→ **Given instruction**: Render the lines from the start of the layout records up to and including the line that contains "Text: Stroma" as a Markdown table. Use the columns Row and Line, and leave out any blank lines.

Layout records
--------------------------------------------------
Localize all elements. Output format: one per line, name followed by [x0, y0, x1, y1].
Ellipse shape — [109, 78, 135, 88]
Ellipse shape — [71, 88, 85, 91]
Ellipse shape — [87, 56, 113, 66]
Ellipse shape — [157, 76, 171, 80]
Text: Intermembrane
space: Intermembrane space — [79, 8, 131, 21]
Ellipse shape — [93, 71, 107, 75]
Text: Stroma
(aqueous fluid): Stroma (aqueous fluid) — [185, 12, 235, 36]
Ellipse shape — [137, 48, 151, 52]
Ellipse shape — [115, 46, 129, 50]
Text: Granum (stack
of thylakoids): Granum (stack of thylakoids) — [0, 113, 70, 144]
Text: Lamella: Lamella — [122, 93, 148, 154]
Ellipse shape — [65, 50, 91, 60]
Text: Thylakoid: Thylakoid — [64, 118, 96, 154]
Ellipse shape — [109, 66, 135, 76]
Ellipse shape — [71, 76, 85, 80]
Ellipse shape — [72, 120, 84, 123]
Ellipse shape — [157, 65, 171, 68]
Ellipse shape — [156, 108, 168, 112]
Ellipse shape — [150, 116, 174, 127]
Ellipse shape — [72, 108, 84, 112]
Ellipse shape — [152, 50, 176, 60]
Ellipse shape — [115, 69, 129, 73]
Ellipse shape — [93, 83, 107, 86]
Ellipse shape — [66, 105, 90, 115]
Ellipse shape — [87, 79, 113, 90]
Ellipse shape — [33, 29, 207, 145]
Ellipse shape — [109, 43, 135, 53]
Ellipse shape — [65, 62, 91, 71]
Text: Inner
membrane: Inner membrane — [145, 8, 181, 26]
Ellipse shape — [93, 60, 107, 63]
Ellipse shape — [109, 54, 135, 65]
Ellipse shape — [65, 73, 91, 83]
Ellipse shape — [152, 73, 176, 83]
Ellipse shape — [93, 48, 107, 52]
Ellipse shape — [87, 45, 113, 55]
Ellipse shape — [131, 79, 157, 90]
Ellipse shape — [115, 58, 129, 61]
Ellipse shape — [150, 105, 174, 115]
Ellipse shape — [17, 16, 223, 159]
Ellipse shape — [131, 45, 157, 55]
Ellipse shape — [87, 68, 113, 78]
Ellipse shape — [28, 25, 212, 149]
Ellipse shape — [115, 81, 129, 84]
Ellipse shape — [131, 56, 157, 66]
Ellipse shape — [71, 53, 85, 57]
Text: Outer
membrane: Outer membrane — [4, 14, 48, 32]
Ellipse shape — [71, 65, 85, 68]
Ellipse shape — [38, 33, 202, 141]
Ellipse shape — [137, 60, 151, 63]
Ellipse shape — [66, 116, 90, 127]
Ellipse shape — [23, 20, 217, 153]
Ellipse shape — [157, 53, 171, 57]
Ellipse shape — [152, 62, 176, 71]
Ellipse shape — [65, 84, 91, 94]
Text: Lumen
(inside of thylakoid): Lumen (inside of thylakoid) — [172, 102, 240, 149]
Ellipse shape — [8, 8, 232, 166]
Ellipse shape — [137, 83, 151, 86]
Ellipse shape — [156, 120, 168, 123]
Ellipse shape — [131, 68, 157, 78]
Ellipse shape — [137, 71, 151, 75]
--------------------------------------------------
→ **Answer**:
| Row | Line |
|---|---|
| 1 | Localize all elements. Output format: one per line, name followed by [x0, y0, x1, y1]. |
| 2 | Ellipse shape — [109, 78, 135, 88] |
| 3 | Ellipse shape — [71, 88, 85, 91] |
| 4 | Ellipse shape — [87, 56, 113, 66] |
| 5 | Ellipse shape — [157, 76, 171, 80] |
| 6 | Text: Intermembrane |
| 7 | space: Intermembrane space — [79, 8, 131, 21] |
| 8 | Ellipse shape — [93, 71, 107, 75] |
| 9 | Text: Stroma |